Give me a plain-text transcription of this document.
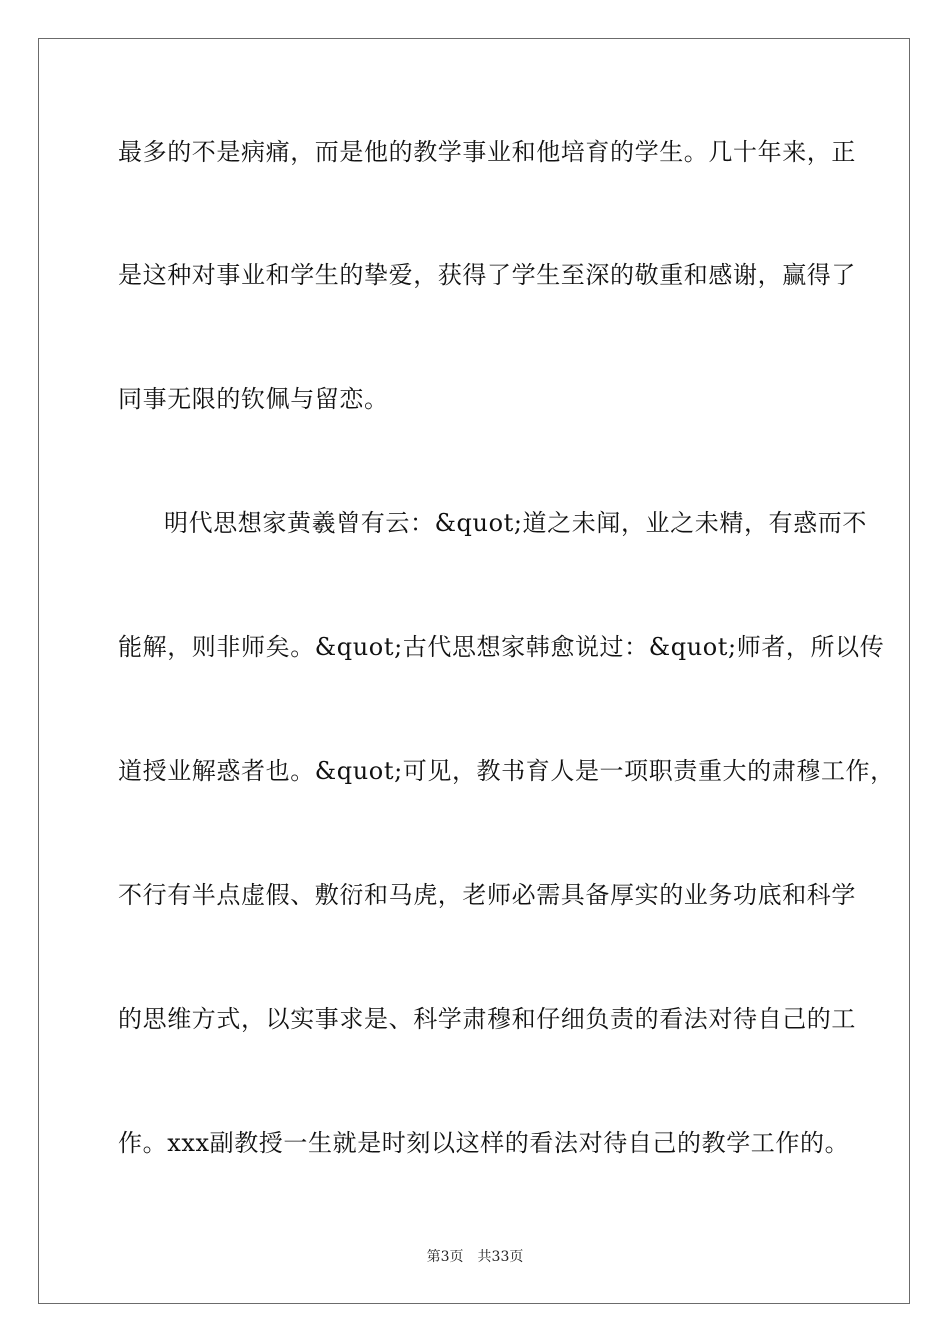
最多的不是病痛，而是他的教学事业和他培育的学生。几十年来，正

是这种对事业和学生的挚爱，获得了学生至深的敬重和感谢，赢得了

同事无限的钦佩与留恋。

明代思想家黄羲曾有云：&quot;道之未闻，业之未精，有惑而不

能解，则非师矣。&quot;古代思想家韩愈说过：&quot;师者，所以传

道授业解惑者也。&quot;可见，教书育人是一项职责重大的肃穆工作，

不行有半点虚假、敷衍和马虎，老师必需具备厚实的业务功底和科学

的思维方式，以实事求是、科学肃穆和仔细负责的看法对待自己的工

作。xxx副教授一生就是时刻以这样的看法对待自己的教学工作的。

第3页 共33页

........

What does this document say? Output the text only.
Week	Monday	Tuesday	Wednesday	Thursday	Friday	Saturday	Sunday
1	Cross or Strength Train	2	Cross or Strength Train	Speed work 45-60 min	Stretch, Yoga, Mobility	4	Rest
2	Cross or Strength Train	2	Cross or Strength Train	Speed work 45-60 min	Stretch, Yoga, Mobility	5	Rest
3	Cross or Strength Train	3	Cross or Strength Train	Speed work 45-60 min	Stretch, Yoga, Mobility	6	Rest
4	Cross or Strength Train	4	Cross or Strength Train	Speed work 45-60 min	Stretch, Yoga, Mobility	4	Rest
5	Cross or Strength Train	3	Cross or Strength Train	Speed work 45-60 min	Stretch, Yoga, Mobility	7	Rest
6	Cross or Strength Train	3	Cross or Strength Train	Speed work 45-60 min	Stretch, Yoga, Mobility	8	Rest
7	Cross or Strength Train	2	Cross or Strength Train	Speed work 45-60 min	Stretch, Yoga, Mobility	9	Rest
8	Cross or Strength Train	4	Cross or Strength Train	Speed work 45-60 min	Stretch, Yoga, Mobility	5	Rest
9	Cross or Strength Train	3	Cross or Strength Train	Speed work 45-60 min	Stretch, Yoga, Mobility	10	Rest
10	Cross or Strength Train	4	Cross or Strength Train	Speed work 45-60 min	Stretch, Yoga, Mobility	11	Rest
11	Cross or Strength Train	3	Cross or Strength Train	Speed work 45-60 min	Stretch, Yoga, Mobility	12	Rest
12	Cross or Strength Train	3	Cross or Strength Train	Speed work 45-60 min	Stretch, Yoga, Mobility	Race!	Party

........

> _Written instruction_:
In the listing, find each line with the string "this" and copy it.

> _Response_:
Give me a plain-text transcription of this document.
What does this document say? Output the text only.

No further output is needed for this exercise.